TO-DO LIST:
**A.** Answer these from the passage on mortgage lending and the Ecofin meeting:
(i) In which quarter and year did the Central Bank begin its themed inspection of compliance with the CCMA?
(ii) On what date did the Ecofin Council meet?
(iii) Which country held the Presidency of the Council for that meeting?
**B.** Carry the passage on mortgage lending and the Ecofin meeting forward from its final sentence, in the same voice.

The Deputy may also wish to note that the Central Bank commenced a themed inspection of compliance with the CCMA in Quarter 4 of 2014. The themed inspection includes onsite inspections of a number of regulated mortgage lenders to examine the processes in place around certain provisions of the CCMA and the controls lenders have in place to ensure compliance with those processes and the CCMA.   

Overall, the CCMA provides a strong consumer protection framework to ensure that borrowers are treated in a fair and transparent manner by their lender and that long-term resolution is sought.

EU Meetings

Ceisteanna (13)

Paul Murphy

Ceist:

13. Deputy Paul Murphy asked the Minister for Finance if he will report on the most recent ECOFIN meeting. [4693/15]

Amharc ar fhreagra

Freagraí scríofa

The Ecofin Council met on 27 January 2015. It was the first Ecofin meeting held under the Latvian Presidency of the Council.

I represented Ireland at the meeting which was attended by representatives of the other 27 EU Member States along with representatives of the European Commission; the European Central Bank; the European Investment Bank; the Economic and Financial Committee of the Council and the Economic Policy Committee of the Council.

For the information of the House, I will briefly outline the main agenda items that were discussed.

Layout annotation records
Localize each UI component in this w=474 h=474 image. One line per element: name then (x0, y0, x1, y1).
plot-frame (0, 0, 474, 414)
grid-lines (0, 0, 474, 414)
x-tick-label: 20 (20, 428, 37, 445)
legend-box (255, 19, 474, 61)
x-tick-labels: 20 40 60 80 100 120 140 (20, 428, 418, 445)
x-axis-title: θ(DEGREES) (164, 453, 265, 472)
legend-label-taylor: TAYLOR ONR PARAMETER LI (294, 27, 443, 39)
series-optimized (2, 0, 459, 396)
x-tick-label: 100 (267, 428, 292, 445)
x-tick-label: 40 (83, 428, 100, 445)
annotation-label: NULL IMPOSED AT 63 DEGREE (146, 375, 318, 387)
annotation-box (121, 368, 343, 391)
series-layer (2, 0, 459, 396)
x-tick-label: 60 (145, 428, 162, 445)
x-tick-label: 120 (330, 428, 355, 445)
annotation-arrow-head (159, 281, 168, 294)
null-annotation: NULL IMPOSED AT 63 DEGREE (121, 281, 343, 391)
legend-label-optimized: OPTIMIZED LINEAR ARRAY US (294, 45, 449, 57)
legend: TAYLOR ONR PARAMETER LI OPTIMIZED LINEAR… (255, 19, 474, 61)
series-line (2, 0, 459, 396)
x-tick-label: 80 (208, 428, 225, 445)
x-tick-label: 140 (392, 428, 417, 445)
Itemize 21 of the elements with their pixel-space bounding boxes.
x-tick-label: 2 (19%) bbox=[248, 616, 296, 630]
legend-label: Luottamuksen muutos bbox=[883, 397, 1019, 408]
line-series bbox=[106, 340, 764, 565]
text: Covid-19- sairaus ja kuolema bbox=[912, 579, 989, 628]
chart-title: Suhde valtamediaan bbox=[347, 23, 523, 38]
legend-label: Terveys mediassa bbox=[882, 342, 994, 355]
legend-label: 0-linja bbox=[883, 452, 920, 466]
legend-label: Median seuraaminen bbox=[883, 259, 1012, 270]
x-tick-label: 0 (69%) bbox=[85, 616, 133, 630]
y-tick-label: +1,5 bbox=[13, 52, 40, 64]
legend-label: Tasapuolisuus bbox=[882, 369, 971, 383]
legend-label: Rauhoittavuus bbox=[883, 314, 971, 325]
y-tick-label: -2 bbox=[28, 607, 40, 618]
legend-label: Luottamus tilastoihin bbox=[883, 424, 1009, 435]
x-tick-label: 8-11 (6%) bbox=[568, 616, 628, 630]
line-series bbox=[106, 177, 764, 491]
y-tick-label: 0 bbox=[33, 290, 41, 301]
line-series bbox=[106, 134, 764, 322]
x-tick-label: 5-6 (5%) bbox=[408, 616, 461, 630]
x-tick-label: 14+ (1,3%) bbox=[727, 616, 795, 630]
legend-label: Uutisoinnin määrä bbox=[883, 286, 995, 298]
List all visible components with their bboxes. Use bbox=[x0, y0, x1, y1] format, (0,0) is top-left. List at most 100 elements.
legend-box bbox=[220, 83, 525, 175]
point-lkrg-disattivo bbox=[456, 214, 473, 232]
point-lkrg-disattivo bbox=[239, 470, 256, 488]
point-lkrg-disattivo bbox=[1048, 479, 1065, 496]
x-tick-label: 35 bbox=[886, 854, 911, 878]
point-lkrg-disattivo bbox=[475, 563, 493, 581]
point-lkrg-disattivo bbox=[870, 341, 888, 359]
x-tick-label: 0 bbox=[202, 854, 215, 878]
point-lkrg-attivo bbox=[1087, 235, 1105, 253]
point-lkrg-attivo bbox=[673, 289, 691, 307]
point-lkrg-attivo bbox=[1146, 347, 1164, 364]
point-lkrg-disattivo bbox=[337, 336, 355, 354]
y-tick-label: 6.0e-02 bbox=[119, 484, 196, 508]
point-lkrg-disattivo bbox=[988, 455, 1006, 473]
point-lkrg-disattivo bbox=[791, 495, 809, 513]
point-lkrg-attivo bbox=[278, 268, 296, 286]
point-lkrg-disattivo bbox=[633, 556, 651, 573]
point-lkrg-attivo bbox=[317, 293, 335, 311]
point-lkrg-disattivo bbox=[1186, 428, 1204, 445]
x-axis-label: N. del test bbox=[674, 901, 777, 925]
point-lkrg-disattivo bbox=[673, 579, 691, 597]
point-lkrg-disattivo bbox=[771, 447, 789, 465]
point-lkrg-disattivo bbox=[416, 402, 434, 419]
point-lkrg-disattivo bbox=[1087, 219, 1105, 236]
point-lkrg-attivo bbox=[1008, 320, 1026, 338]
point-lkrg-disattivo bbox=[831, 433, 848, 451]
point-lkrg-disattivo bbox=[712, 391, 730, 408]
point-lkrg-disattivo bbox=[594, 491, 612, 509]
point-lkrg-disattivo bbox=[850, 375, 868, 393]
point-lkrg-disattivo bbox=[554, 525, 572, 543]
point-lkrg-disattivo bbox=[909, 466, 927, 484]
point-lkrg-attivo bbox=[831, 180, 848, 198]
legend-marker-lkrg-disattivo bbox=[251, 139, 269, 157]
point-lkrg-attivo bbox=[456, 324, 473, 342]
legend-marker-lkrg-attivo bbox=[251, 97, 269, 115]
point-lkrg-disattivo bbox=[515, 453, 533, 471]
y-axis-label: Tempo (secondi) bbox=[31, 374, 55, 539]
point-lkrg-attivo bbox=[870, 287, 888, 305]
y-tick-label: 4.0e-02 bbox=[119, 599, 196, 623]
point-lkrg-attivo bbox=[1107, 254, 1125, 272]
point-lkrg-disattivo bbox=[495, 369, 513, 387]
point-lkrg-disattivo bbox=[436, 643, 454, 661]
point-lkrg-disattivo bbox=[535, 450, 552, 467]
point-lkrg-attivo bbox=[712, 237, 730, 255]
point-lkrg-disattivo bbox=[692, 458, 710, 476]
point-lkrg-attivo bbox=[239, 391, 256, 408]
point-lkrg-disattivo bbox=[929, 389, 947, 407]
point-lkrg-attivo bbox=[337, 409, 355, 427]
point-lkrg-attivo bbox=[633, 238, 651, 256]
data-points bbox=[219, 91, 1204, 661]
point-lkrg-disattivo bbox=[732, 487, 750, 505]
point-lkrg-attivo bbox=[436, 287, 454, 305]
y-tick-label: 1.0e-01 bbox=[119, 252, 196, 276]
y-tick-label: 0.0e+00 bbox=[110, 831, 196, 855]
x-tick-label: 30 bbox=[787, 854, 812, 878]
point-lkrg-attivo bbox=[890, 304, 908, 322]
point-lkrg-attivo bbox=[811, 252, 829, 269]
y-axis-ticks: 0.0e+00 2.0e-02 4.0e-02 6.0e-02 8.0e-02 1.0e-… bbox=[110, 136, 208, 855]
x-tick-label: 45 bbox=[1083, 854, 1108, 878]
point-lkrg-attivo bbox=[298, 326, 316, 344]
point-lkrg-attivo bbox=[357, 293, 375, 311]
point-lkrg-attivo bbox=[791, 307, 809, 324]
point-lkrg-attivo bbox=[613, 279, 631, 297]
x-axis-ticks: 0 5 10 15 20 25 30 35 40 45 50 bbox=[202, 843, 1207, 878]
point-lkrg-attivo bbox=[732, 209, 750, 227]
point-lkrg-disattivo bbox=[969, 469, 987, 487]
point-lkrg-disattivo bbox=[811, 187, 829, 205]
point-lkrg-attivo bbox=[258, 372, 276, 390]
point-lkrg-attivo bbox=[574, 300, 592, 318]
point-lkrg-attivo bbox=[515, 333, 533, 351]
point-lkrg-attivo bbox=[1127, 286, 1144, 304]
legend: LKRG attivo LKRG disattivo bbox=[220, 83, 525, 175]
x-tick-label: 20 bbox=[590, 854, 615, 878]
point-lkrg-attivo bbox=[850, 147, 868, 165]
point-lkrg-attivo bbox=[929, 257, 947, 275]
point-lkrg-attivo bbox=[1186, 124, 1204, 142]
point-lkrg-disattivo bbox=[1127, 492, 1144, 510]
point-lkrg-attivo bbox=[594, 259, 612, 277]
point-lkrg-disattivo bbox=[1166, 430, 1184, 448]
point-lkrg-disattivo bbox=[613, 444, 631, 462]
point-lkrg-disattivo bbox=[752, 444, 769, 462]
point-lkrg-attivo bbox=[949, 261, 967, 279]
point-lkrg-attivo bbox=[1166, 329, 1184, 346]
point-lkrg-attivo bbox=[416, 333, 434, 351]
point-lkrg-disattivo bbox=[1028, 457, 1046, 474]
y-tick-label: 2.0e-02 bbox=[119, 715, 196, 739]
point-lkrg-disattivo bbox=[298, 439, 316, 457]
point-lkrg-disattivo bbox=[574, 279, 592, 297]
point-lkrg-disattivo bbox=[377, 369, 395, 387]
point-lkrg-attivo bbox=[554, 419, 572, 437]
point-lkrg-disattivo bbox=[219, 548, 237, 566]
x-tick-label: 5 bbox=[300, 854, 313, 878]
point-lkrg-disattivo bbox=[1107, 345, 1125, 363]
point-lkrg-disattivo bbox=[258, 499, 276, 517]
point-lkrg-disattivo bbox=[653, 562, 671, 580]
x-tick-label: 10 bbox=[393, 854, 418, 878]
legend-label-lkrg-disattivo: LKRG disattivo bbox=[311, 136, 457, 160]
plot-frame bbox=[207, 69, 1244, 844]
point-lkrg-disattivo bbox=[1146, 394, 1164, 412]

ANSWERS GIVEN:
**A.**
(i) Quarter 4 of 2014
(ii) 27 January 2015
(iii) Latvia

**B.**
At the Ecofin Breakfast discussions, the President of the Eurogroup, as is common practice, briefed the Council on the previous day's Eurogroup.  Ministers also discussed the economic situation, the provision of further macrofinancial assistance to Ukraine and measures to stop the financing of terrorist organisations.

Turning to the formal Agenda, a number of items were approved under the 'A' lists procedure (i.e. without debate) including, the final compromise text of the Anti-Money Laundering Directive and the Regulation on Information which Accompanies Transfer of Funds; on the taxation side, the anti-abuse clause to the Parent/Subsidiaries Directive was adopted; and a recommendation for a regulation amending Regulation (EC) No 2532/98 concerning the powers of the European Central Bank to impose sanctions was adopted.

Ministers discussed the Commission proposal Investment Plan for Europe: European Fund for Strategic Investments Proposal for a Regulation of the European Parliament and of the Council on the European Fund for Strategic Investment and amending Regulations (EU) No 1291/2013 and (EU) 1316/2013. This involves the establishment of a European Fund for strategic investments. Ministers had a preliminary exchange of views with the Presidency stating that it was its objective to reach agreement on the proposal in March 2015.

ECOFIN noted a Presidency report - Current legislative proposals - on the state of play in negotiations on current financial services legislative proposals.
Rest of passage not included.